Given problem:
Report all lines from the entries below in which "triangle" appears.

Listed records:
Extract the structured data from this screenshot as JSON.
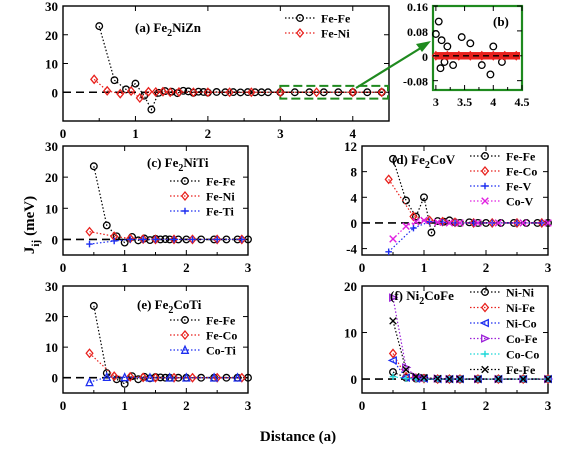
{
  "figure": {
    "ylabel_main": "J",
    "ylabel_sub": "ij",
    "ylabel_unit": "(meV)",
    "xlabel": "Distance (a)"
  },
  "colors": {
    "Fe-Fe": "#000000",
    "Fe-Ni": "#e8211d",
    "Fe-Co": "#e8211d",
    "Fe-Ti": "#1d2ef0",
    "Fe-V": "#1d2ef0",
    "Co-Ti": "#1d2ef0",
    "Co-V": "#e020e0",
    "Ni-Ni": "#000000",
    "Ni-Fe": "#e8211d",
    "Ni-Co": "#1d2ef0",
    "Co-Fe": "#9b1fd8",
    "Co-Co": "#1fd8d8",
    "inset_box": "#1f8a1f"
  },
  "chart_data": [
    {
      "id": "a",
      "type": "scatter",
      "label_prefix": "(a) Fe",
      "label_sub1": "2",
      "label_rest": "NiZn",
      "xlim": [
        0,
        4.5
      ],
      "ylim": [
        -10,
        30
      ],
      "xticks": [
        "0",
        "1",
        "2",
        "3",
        "4"
      ],
      "xtick_values": [
        0,
        1,
        2,
        3,
        4
      ],
      "yticks": [
        "0",
        "10",
        "20",
        "30"
      ],
      "ytick_values": [
        0,
        10,
        20,
        30
      ],
      "zoom_range": [
        3,
        4.5
      ],
      "series": [
        {
          "name": "Fe-Fe",
          "marker": "circle",
          "x": [
            0.5,
            0.71,
            0.87,
            1.0,
            1.12,
            1.22,
            1.32,
            1.41,
            1.5,
            1.58,
            1.66,
            1.73,
            1.8,
            1.87,
            1.94,
            2.0,
            2.12,
            2.24,
            2.35,
            2.45,
            2.55,
            2.65,
            2.74,
            2.83,
            3.0,
            3.2,
            3.4,
            3.6,
            3.8,
            4.0,
            4.2,
            4.4
          ],
          "y": [
            23,
            4.2,
            1.0,
            3.0,
            -1.2,
            -6.0,
            -0.2,
            0.4,
            0.2,
            -0.3,
            0.5,
            0.3,
            -0.2,
            0.2,
            0.1,
            -0.1,
            0.1,
            0,
            0.05,
            -0.05,
            0.05,
            0,
            0,
            0,
            0,
            0,
            0,
            0,
            0,
            0,
            0,
            0
          ]
        },
        {
          "name": "Fe-Ni",
          "marker": "diamond",
          "x": [
            0.43,
            0.61,
            0.79,
            0.94,
            1.06,
            1.18,
            1.28,
            1.38,
            1.48,
            1.6,
            1.8,
            2.0,
            2.3,
            2.6,
            3.0,
            3.5,
            4.0,
            4.4
          ],
          "y": [
            4.5,
            0.5,
            -0.5,
            0.4,
            -2.0,
            0.2,
            0.1,
            0.2,
            0,
            0.1,
            0,
            0,
            0,
            0,
            0,
            0,
            0,
            0
          ]
        }
      ]
    },
    {
      "id": "b",
      "type": "scatter",
      "label": "(b)",
      "xlim": [
        2.95,
        4.5
      ],
      "ylim": [
        -0.11,
        0.16
      ],
      "xticks": [
        "3",
        "3.5",
        "4",
        "4.5"
      ],
      "xtick_values": [
        3,
        3.5,
        4,
        4.5
      ],
      "yticks": [
        "-0.08",
        "0",
        "0.08",
        "0.16"
      ],
      "ytick_values": [
        -0.08,
        0,
        0.08,
        0.16
      ],
      "series": [
        {
          "name": "Fe-Fe",
          "marker": "circle",
          "x": [
            3.0,
            3.05,
            3.08,
            3.1,
            3.15,
            3.2,
            3.3,
            3.45,
            3.6,
            3.8,
            3.95,
            4.0,
            4.15
          ],
          "y": [
            0.07,
            0.11,
            -0.04,
            0.05,
            -0.02,
            0.03,
            -0.03,
            0.06,
            0.04,
            -0.03,
            -0.06,
            0.03,
            -0.02
          ]
        },
        {
          "name": "Fe-Ni",
          "marker": "diamond",
          "x": [
            3.0,
            3.2,
            3.4,
            3.6,
            3.8,
            4.0,
            4.2,
            4.4
          ],
          "y": [
            0,
            0,
            0,
            0,
            0,
            0,
            0,
            0
          ]
        }
      ]
    },
    {
      "id": "c",
      "type": "scatter",
      "label_prefix": "(c) Fe",
      "label_sub1": "2",
      "label_rest": "NiTi",
      "xlim": [
        0,
        3
      ],
      "ylim": [
        -5,
        30
      ],
      "xticks": [
        "0",
        "1",
        "2",
        "3"
      ],
      "xtick_values": [
        0,
        1,
        2,
        3
      ],
      "yticks": [
        "0",
        "10",
        "20",
        "30"
      ],
      "ytick_values": [
        0,
        10,
        20,
        30
      ],
      "series": [
        {
          "name": "Fe-Fe",
          "marker": "circle",
          "x": [
            0.5,
            0.71,
            0.87,
            1.0,
            1.12,
            1.22,
            1.32,
            1.41,
            1.5,
            1.58,
            1.66,
            1.73,
            1.87,
            2.0,
            2.24,
            2.45,
            2.65,
            2.83,
            3.0
          ],
          "y": [
            23.5,
            4.5,
            1.0,
            -1.0,
            0.8,
            -0.3,
            0.3,
            -0.2,
            0.2,
            0,
            0.1,
            0,
            0,
            0,
            0,
            0,
            0,
            0,
            0
          ]
        },
        {
          "name": "Fe-Ni",
          "marker": "diamond",
          "x": [
            0.43,
            0.83,
            1.09,
            1.3,
            1.5,
            1.8,
            2.1,
            2.5,
            2.9
          ],
          "y": [
            2.5,
            1.0,
            0.3,
            0.1,
            0,
            0,
            0,
            0,
            0
          ]
        },
        {
          "name": "Fe-Ti",
          "marker": "plus",
          "x": [
            0.43,
            0.83,
            1.09,
            1.3,
            1.5,
            1.8,
            2.1,
            2.5,
            2.9
          ],
          "y": [
            -1.5,
            -0.5,
            0,
            0,
            0,
            0,
            0,
            0,
            0
          ]
        }
      ]
    },
    {
      "id": "d",
      "type": "scatter",
      "label_prefix": "(d) Fe",
      "label_sub1": "2",
      "label_rest": "CoV",
      "xlim": [
        0,
        3
      ],
      "ylim": [
        -5,
        12
      ],
      "xticks": [
        "0",
        "1",
        "2",
        "3"
      ],
      "xtick_values": [
        0,
        1,
        2,
        3
      ],
      "yticks": [
        "-4",
        "0",
        "4",
        "8",
        "12"
      ],
      "ytick_values": [
        -4,
        0,
        4,
        8,
        12
      ],
      "series": [
        {
          "name": "Fe-Fe",
          "marker": "circle",
          "x": [
            0.5,
            0.71,
            0.87,
            1.0,
            1.12,
            1.22,
            1.32,
            1.41,
            1.5,
            1.58,
            1.73,
            1.87,
            2.0,
            2.24,
            2.45,
            2.65,
            2.83,
            3.0
          ],
          "y": [
            10,
            3.5,
            1.0,
            4.0,
            -1.5,
            0.3,
            0.2,
            0.4,
            0.1,
            0,
            0.1,
            0,
            0,
            0,
            0,
            0,
            0,
            0
          ]
        },
        {
          "name": "Fe-Co",
          "marker": "diamond",
          "x": [
            0.43,
            0.83,
            1.09,
            1.3,
            1.5,
            1.8,
            2.1,
            2.5,
            2.9
          ],
          "y": [
            6.8,
            1.0,
            0.4,
            0.2,
            0.1,
            0,
            0,
            0,
            0
          ]
        },
        {
          "name": "Fe-V",
          "marker": "plus",
          "x": [
            0.43,
            0.83,
            1.09,
            1.3,
            1.5,
            1.8,
            2.1,
            2.5,
            2.9
          ],
          "y": [
            -4.5,
            -0.8,
            0.2,
            0.1,
            0,
            0,
            0,
            0,
            0
          ]
        },
        {
          "name": "Co-V",
          "marker": "cross",
          "x": [
            0.5,
            0.71,
            0.87,
            1.0,
            1.22,
            1.41,
            1.58,
            1.87,
            2.2,
            2.6,
            3.0
          ],
          "y": [
            -2.5,
            -0.5,
            0.2,
            0.4,
            0.1,
            0,
            0,
            0,
            0,
            0,
            0
          ]
        }
      ]
    },
    {
      "id": "e",
      "type": "scatter",
      "label_prefix": "(e) Fe",
      "label_sub1": "2",
      "label_rest": "CoTi",
      "xlim": [
        0,
        3
      ],
      "ylim": [
        -5,
        30
      ],
      "xticks": [
        "0",
        "1",
        "2",
        "3"
      ],
      "xtick_values": [
        0,
        1,
        2,
        3
      ],
      "yticks": [
        "0",
        "10",
        "20",
        "30"
      ],
      "ytick_values": [
        0,
        10,
        20,
        30
      ],
      "series": [
        {
          "name": "Fe-Fe",
          "marker": "circle",
          "x": [
            0.5,
            0.71,
            0.87,
            1.0,
            1.12,
            1.22,
            1.32,
            1.41,
            1.5,
            1.58,
            1.66,
            1.73,
            1.87,
            2.0,
            2.24,
            2.45,
            2.65,
            2.83,
            3.0
          ],
          "y": [
            23.5,
            1.5,
            -0.5,
            -2.0,
            0.5,
            -0.5,
            0.3,
            -0.2,
            0.2,
            0.1,
            0,
            0,
            0,
            0,
            0,
            0,
            0,
            0,
            0
          ]
        },
        {
          "name": "Fe-Co",
          "marker": "diamond",
          "x": [
            0.43,
            0.83,
            1.09,
            1.3,
            1.5,
            1.8,
            2.1,
            2.5,
            2.9
          ],
          "y": [
            8.0,
            0.5,
            0.3,
            0.1,
            0,
            0,
            0,
            0,
            0
          ]
        },
        {
          "name": "Co-Ti",
          "marker": "triangle-up",
          "x": [
            0.43,
            0.71,
            1.0,
            1.41,
            1.73,
            2.0,
            2.45,
            2.83
          ],
          "y": [
            -1.5,
            0.2,
            0.1,
            0,
            0,
            0,
            0,
            0
          ]
        }
      ]
    },
    {
      "id": "f",
      "type": "scatter",
      "label_prefix": "(f) Ni",
      "label_sub1": "2",
      "label_rest": "CoFe",
      "xlim": [
        0,
        3
      ],
      "ylim": [
        -3,
        20
      ],
      "xticks": [
        "0",
        "1",
        "2",
        "3"
      ],
      "xtick_values": [
        0,
        1,
        2,
        3
      ],
      "yticks": [
        "0",
        "10",
        "20"
      ],
      "ytick_values": [
        0,
        10,
        20
      ],
      "series": [
        {
          "name": "Ni-Ni",
          "marker": "circle",
          "x": [
            0.5,
            0.71,
            0.87,
            1.0,
            1.22,
            1.41,
            1.58,
            1.87,
            2.2,
            2.6,
            3.0
          ],
          "y": [
            1.5,
            0.3,
            0.1,
            0.2,
            0,
            0,
            0,
            0,
            0,
            0,
            0
          ]
        },
        {
          "name": "Ni-Fe",
          "marker": "diamond",
          "x": [
            0.5,
            0.71,
            0.87,
            1.0,
            1.22,
            1.41,
            1.58,
            1.87,
            2.2,
            2.6,
            3.0
          ],
          "y": [
            5.5,
            0.5,
            0.2,
            0.1,
            0,
            0,
            0,
            0,
            0,
            0,
            0
          ]
        },
        {
          "name": "Ni-Co",
          "marker": "triangle-left",
          "x": [
            0.5,
            0.71,
            0.87,
            1.0,
            1.22,
            1.41,
            1.58,
            1.87,
            2.2,
            2.6,
            3.0
          ],
          "y": [
            4.0,
            0.3,
            0.1,
            0.1,
            0,
            0,
            0,
            0,
            0,
            0,
            0
          ]
        },
        {
          "name": "Co-Fe",
          "marker": "triangle-right",
          "x": [
            0.5,
            0.71,
            0.87,
            1.0,
            1.22,
            1.41,
            1.58,
            1.87,
            2.2,
            2.6,
            3.0
          ],
          "y": [
            17.5,
            2.5,
            0.5,
            0.2,
            0.1,
            0,
            0,
            0,
            0,
            0,
            0
          ]
        },
        {
          "name": "Co-Co",
          "marker": "plus",
          "x": [
            0.5,
            0.71,
            0.87,
            1.0,
            1.22,
            1.41,
            1.58,
            1.87,
            2.2,
            2.6,
            3.0
          ],
          "y": [
            0.5,
            0.1,
            0,
            0,
            0,
            0,
            0,
            0,
            0,
            0,
            0
          ]
        },
        {
          "name": "Fe-Fe",
          "marker": "cross",
          "x": [
            0.5,
            0.71,
            0.87,
            1.0,
            1.22,
            1.41,
            1.58,
            1.87,
            2.2,
            2.6,
            3.0
          ],
          "y": [
            12.5,
            2.0,
            0.5,
            0.3,
            0.1,
            0,
            0,
            0,
            0,
            0,
            0
          ]
        }
      ]
    }
  ]
}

Task result:
          "marker": "triangle-up",
          "marker": "triangle-left",
          "marker": "triangle-right",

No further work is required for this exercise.